[MATERIAL]:
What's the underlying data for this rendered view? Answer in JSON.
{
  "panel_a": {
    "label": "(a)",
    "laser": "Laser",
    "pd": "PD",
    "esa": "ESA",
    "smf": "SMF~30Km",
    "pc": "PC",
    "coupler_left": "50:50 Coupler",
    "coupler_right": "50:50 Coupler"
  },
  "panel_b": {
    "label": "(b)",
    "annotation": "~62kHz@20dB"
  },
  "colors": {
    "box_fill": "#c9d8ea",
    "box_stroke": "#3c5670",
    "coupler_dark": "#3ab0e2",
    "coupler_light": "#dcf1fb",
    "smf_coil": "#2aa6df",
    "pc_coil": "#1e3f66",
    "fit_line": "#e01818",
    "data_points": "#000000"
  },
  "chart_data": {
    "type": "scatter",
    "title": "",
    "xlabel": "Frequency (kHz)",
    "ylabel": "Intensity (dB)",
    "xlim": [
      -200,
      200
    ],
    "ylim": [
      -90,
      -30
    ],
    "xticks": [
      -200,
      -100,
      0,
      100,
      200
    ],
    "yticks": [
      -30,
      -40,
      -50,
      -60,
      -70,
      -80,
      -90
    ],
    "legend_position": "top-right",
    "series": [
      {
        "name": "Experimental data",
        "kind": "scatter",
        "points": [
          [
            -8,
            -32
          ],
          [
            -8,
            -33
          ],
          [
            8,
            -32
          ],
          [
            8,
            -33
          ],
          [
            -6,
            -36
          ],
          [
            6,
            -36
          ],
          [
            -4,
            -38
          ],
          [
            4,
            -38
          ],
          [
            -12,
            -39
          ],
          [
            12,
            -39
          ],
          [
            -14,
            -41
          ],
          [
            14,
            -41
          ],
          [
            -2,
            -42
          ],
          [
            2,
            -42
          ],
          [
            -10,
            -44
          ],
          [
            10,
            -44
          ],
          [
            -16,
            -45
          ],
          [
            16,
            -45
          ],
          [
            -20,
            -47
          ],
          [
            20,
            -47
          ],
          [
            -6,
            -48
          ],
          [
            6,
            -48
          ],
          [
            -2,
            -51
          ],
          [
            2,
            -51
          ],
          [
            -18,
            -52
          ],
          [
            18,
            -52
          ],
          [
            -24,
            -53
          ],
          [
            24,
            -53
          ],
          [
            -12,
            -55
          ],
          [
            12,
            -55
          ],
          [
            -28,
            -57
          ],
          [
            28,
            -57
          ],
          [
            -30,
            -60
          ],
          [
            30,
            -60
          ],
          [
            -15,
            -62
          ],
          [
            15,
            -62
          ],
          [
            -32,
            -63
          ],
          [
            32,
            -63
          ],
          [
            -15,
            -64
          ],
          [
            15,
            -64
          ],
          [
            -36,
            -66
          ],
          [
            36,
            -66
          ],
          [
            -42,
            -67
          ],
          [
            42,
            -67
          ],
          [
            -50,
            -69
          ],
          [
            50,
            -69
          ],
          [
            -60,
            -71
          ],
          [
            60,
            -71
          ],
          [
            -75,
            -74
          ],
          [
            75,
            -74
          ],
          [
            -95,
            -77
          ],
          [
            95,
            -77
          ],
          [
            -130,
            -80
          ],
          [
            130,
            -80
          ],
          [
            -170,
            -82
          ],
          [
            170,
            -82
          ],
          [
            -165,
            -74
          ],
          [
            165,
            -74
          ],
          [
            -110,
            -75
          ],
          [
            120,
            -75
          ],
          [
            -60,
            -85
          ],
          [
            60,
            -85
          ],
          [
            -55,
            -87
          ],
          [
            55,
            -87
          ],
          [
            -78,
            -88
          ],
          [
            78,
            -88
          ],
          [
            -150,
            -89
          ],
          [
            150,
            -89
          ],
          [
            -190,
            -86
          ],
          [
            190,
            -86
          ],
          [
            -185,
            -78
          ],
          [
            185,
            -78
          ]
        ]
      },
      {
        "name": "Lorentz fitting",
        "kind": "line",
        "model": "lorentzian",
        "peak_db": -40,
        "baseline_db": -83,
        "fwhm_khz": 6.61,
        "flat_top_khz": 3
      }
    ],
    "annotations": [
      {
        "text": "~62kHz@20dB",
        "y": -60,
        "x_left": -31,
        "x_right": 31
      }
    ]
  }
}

[EXERCISE DIRECTIONS]:
Output the listing above without altering a single character.

[RESULT FOR THIS EXERCISE]:
What's the underlying data for this rendered view? Answer in JSON.
{
  "panel_a": {
    "label": "(a)",
    "laser": "Laser",
    "pd": "PD",
    "esa": "ESA",
    "smf": "SMF~30Km",
    "pc": "PC",
    "coupler_left": "50:50 Coupler",
    "coupler_right": "50:50 Coupler"
  },
  "panel_b": {
    "label": "(b)",
    "annotation": "~62kHz@20dB"
  },
  "colors": {
    "box_fill": "#c9d8ea",
    "box_stroke": "#3c5670",
    "coupler_dark": "#3ab0e2",
    "coupler_light": "#dcf1fb",
    "smf_coil": "#2aa6df",
    "pc_coil": "#1e3f66",
    "fit_line": "#e01818",
    "data_points": "#000000"
  },
  "chart_data": {
    "type": "scatter",
    "title": "",
    "xlabel": "Frequency (kHz)",
    "ylabel": "Intensity (dB)",
    "xlim": [
      -200,
      200
    ],
    "ylim": [
      -90,
      -30
    ],
    "xticks": [
      -200,
      -100,
      0,
      100,
      200
    ],
    "yticks": [
      -30,
      -40,
      -50,
      -60,
      -70,
      -80,
      -90
    ],
    "legend_position": "top-right",
    "series": [
      {
        "name": "Experimental data",
        "kind": "scatter",
        "points": [
          [
            -8,
            -32
          ],
          [
            -8,
            -33
          ],
          [
            8,
            -32
          ],
          [
            8,
            -33
          ],
          [
            -6,
            -36
          ],
          [
            6,
            -36
          ],
          [
            -4,
            -38
          ],
          [
            4,
            -38
          ],
          [
            -12,
            -39
          ],
          [
            12,
            -39
          ],
          [
            -14,
            -41
          ],
          [
            14,
            -41
          ],
          [
            -2,
            -42
          ],
          [
            2,
            -42
          ],
          [
            -10,
            -44
          ],
          [
            10,
            -44
          ],
          [
            -16,
            -45
          ],
          [
            16,
            -45
          ],
          [
            -20,
            -47
          ],
          [
            20,
            -47
          ],
          [
            -6,
            -48
          ],
          [
            6,
            -48
          ],
          [
            -2,
            -51
          ],
          [
            2,
            -51
          ],
          [
            -18,
            -52
          ],
          [
            18,
            -52
          ],
          [
            -24,
            -53
          ],
          [
            24,
            -53
          ],
          [
            -12,
            -55
          ],
          [
            12,
            -55
          ],
          [
            -28,
            -57
          ],
          [
            28,
            -57
          ],
          [
            -30,
            -60
          ],
          [
            30,
            -60
          ],
          [
            -15,
            -62
          ],
          [
            15,
            -62
          ],
          [
            -32,
            -63
          ],
          [
            32,
            -63
          ],
          [
            -15,
            -64
          ],
          [
            15,
            -64
          ],
          [
            -36,
            -66
          ],
          [
            36,
            -66
          ],
          [
            -42,
            -67
          ],
          [
            42,
            -67
          ],
          [
            -50,
            -69
          ],
          [
            50,
            -69
          ],
          [
            -60,
            -71
          ],
          [
            60,
            -71
          ],
          [
            -75,
            -74
          ],
          [
            75,
            -74
          ],
          [
            -95,
            -77
          ],
          [
            95,
            -77
          ],
          [
            -130,
            -80
          ],
          [
            130,
            -80
          ],
          [
            -170,
            -82
          ],
          [
            170,
            -82
          ],
          [
            -165,
            -74
          ],
          [
            165,
            -74
          ],
          [
            -110,
            -75
          ],
          [
            120,
            -75
          ],
          [
            -60,
            -85
          ],
          [
            60,
            -85
          ],
          [
            -55,
            -87
          ],
          [
            55,
            -87
          ],
          [
            -78,
            -88
          ],
          [
            78,
            -88
          ],
          [
            -150,
            -89
          ],
          [
            150,
            -89
          ],
          [
            -190,
            -86
          ],
          [
            190,
            -86
          ],
          [
            -185,
            -78
          ],
          [
            185,
            -78
          ]
        ]
      },
      {
        "name": "Lorentz fitting",
        "kind": "line",
        "model": "lorentzian",
        "peak_db": -40,
        "baseline_db": -83,
        "fwhm_khz": 6.61,
        "flat_top_khz": 3
      }
    ],
    "annotations": [
      {
        "text": "~62kHz@20dB",
        "y": -60,
        "x_left": -31,
        "x_right": 31
      }
    ]
  }
}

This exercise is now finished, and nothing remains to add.